[START OF Data lines]

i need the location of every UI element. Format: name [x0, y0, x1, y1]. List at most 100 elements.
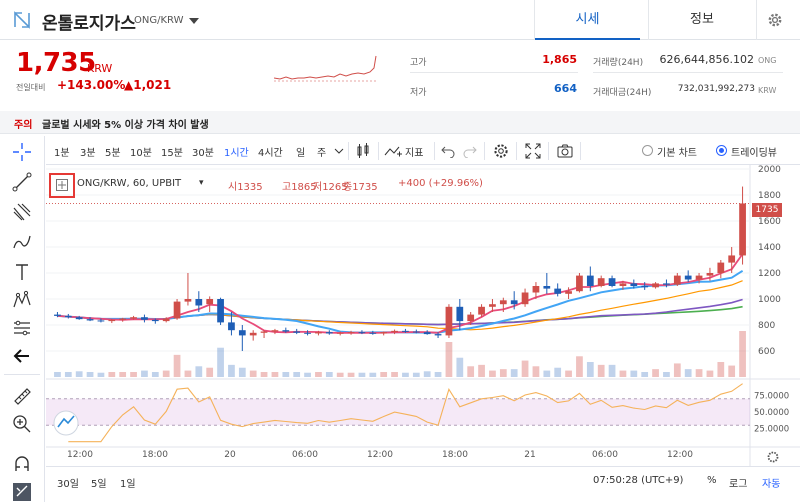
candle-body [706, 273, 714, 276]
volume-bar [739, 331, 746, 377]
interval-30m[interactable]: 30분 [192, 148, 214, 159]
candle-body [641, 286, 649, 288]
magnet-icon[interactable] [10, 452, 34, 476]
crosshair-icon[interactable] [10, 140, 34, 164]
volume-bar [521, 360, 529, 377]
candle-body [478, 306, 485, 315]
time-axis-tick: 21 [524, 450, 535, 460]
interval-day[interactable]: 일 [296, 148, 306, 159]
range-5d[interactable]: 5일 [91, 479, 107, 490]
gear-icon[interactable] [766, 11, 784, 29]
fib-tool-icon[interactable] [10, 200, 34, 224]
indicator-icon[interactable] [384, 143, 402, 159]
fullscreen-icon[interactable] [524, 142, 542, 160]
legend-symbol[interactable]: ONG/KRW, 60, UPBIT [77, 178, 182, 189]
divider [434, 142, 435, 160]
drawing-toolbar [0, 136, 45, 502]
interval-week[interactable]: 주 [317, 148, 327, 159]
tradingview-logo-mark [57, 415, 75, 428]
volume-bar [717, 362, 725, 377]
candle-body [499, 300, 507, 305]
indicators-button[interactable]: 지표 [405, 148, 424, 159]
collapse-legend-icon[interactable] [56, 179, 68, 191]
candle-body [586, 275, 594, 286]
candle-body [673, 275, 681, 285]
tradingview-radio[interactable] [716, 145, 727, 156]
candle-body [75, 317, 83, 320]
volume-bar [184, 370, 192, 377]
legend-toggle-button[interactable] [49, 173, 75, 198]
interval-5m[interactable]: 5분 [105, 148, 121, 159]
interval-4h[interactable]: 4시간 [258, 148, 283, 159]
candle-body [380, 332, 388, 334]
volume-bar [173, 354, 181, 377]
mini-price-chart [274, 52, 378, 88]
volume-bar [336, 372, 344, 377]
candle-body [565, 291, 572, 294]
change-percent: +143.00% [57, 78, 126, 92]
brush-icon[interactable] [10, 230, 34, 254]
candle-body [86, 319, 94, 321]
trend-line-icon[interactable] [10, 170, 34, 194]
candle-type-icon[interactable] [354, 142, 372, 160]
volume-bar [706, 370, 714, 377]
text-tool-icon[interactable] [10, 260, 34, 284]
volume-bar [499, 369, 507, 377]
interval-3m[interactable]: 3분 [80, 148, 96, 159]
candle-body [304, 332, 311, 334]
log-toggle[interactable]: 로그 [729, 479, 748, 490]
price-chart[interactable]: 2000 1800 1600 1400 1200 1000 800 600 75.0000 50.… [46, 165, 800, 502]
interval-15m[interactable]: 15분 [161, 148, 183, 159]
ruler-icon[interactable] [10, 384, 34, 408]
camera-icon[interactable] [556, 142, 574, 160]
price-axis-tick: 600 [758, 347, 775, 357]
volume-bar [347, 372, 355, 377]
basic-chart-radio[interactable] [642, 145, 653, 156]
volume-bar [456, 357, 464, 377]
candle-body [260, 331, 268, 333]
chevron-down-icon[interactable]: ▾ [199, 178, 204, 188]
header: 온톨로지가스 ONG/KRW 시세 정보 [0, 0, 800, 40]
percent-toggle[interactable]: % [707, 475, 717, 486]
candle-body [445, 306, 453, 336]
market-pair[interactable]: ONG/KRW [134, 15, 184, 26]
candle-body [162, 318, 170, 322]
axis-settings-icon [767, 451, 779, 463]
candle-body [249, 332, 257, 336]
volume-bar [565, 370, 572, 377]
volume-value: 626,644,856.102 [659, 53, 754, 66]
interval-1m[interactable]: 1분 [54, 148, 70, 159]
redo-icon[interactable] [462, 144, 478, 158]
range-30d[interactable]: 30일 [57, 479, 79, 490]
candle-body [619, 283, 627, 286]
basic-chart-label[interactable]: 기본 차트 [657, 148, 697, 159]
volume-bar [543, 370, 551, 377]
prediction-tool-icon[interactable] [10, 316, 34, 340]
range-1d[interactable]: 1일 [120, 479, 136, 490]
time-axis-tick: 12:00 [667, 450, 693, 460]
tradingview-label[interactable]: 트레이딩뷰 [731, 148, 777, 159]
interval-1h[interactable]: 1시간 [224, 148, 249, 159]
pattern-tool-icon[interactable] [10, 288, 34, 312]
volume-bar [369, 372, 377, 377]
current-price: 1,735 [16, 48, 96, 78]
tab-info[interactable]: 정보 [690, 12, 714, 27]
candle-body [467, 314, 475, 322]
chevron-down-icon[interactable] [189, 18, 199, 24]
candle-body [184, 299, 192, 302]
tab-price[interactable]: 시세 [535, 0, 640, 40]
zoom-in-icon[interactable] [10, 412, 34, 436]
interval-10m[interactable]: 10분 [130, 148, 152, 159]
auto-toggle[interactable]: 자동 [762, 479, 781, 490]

[END OF Data lines]

Rewrite every line in the items above as a numbered list, skipping any blank lines. Leave out the pictures.

Complete output:
1. i need the location of every UI element. Format: name [x0, y0, x1, y1]. List at most 100 elements.
2. candle-body [706, 273, 714, 276]
3. volume-bar [739, 331, 746, 377]
4. interval-30m[interactable]: 30분 [192, 148, 214, 159]
5. candle-body [641, 286, 649, 288]
6. magnet-icon[interactable] [10, 452, 34, 476]
7. crosshair-icon[interactable] [10, 140, 34, 164]
8. volume-bar [521, 360, 529, 377]
9. candle-body [478, 306, 485, 315]
10. time-axis-tick: 21 [524, 450, 535, 460]
11. interval-day[interactable]: 일 [296, 148, 306, 159]
12. range-5d[interactable]: 5일 [91, 479, 107, 490]
13. gear-icon[interactable] [766, 11, 784, 29]
14. fib-tool-icon[interactable] [10, 200, 34, 224]
15. indicator-icon[interactable] [384, 143, 402, 159]
16. fullscreen-icon[interactable] [524, 142, 542, 160]
17. legend-symbol[interactable]: ONG/KRW, 60, UPBIT [77, 178, 182, 189]
18. divider [434, 142, 435, 160]
19. drawing-toolbar [0, 136, 45, 502]
20. interval-week[interactable]: 주 [317, 148, 327, 159]
21. tradingview-logo-mark [57, 415, 75, 428]
22. volume-bar [717, 362, 725, 377]
23. candle-body [499, 300, 507, 305]
24. indicators-button[interactable]: 지표 [405, 148, 424, 159]
25. collapse-legend-icon[interactable] [56, 179, 68, 191]
26. candle-body [586, 275, 594, 286]
27. candle-body [673, 275, 681, 285]
28. tradingview-radio[interactable] [716, 145, 727, 156]
29. candle-body [75, 317, 83, 320]
30. volume-bar [184, 370, 192, 377]
31. legend-toggle-button[interactable] [49, 173, 75, 198]
32. interval-5m[interactable]: 5분 [105, 148, 121, 159]
33. interval-4h[interactable]: 4시간 [258, 148, 283, 159]
34. candle-body [380, 332, 388, 334]
35. volume-bar [173, 354, 181, 377]
36. mini-price-chart [274, 52, 378, 88]
37. volume-bar [336, 372, 344, 377]
38. candle-body [565, 291, 572, 294]
39. change-percent: +143.00% [57, 78, 126, 92]
40. brush-icon[interactable] [10, 230, 34, 254]
41. candle-body [86, 319, 94, 321]
42. trend-line-icon[interactable] [10, 170, 34, 194]
43. candle-type-icon[interactable] [354, 142, 372, 160]
44. volume-bar [706, 370, 714, 377]
45. text-tool-icon[interactable] [10, 260, 34, 284]
46. volume-bar [499, 369, 507, 377]
47. interval-3m[interactable]: 3분 [80, 148, 96, 159]
48. candle-body [304, 332, 311, 334]
49. log-toggle[interactable]: 로그 [729, 479, 748, 490]
50. price-chart[interactable]: 2000 1800 1600 1400 1200 1000 800 600 75.0000 50.… [46, 165, 800, 502]
51. interval-15m[interactable]: 15분 [161, 148, 183, 159]
52. ruler-icon[interactable] [10, 384, 34, 408]
53. camera-icon[interactable] [556, 142, 574, 160]
54. price-axis-tick: 600 [758, 347, 775, 357]
55. volume-bar [347, 372, 355, 377]
56. basic-chart-radio[interactable] [642, 145, 653, 156]
57. volume-bar [456, 357, 464, 377]
58. candle-body [260, 331, 268, 333]
59. chevron-down-icon[interactable]: ▾ [199, 178, 204, 188]
60. header: 온톨로지가스 ONG/KRW 시세 정보 [0, 0, 800, 40]
61. percent-toggle[interactable]: % [707, 475, 717, 486]
62. candle-body [445, 306, 453, 336]
63. market-pair[interactable]: ONG/KRW [134, 15, 184, 26]
64. candle-body [162, 318, 170, 322]
65. axis-settings-icon [767, 451, 779, 463]
66. candle-body [249, 332, 257, 336]
67. volume-bar [565, 370, 572, 377]
68. volume-value: 626,644,856.102 [659, 53, 754, 66]
69. interval-1m[interactable]: 1분 [54, 148, 70, 159]
70. redo-icon[interactable] [462, 144, 478, 158]
71. range-30d[interactable]: 30일 [57, 479, 79, 490]
72. candle-body [619, 283, 627, 286]
73. basic-chart-label[interactable]: 기본 차트 [657, 148, 697, 159]
74. volume-bar [543, 370, 551, 377]
75. prediction-tool-icon[interactable] [10, 316, 34, 340]
76. range-1d[interactable]: 1일 [120, 479, 136, 490]
77. time-axis-tick: 12:00 [667, 450, 693, 460]
78. tradingview-label[interactable]: 트레이딩뷰 [731, 148, 777, 159]
79. interval-1h[interactable]: 1시간 [224, 148, 249, 159]
80. pattern-tool-icon[interactable] [10, 288, 34, 312]
81. volume-bar [369, 372, 377, 377]
82. current-price: 1,735 [16, 48, 96, 78]
83. tab-info[interactable]: 정보 [690, 12, 714, 27]
84. candle-body [467, 314, 475, 322]
85. chevron-down-icon[interactable] [189, 18, 199, 24]
86. candle-body [184, 299, 192, 302]
87. tab-price[interactable]: 시세 [535, 0, 640, 40]
88. zoom-in-icon[interactable] [10, 412, 34, 436]
89. interval-10m[interactable]: 10분 [130, 148, 152, 159]
90. auto-toggle[interactable]: 자동 [762, 479, 781, 490]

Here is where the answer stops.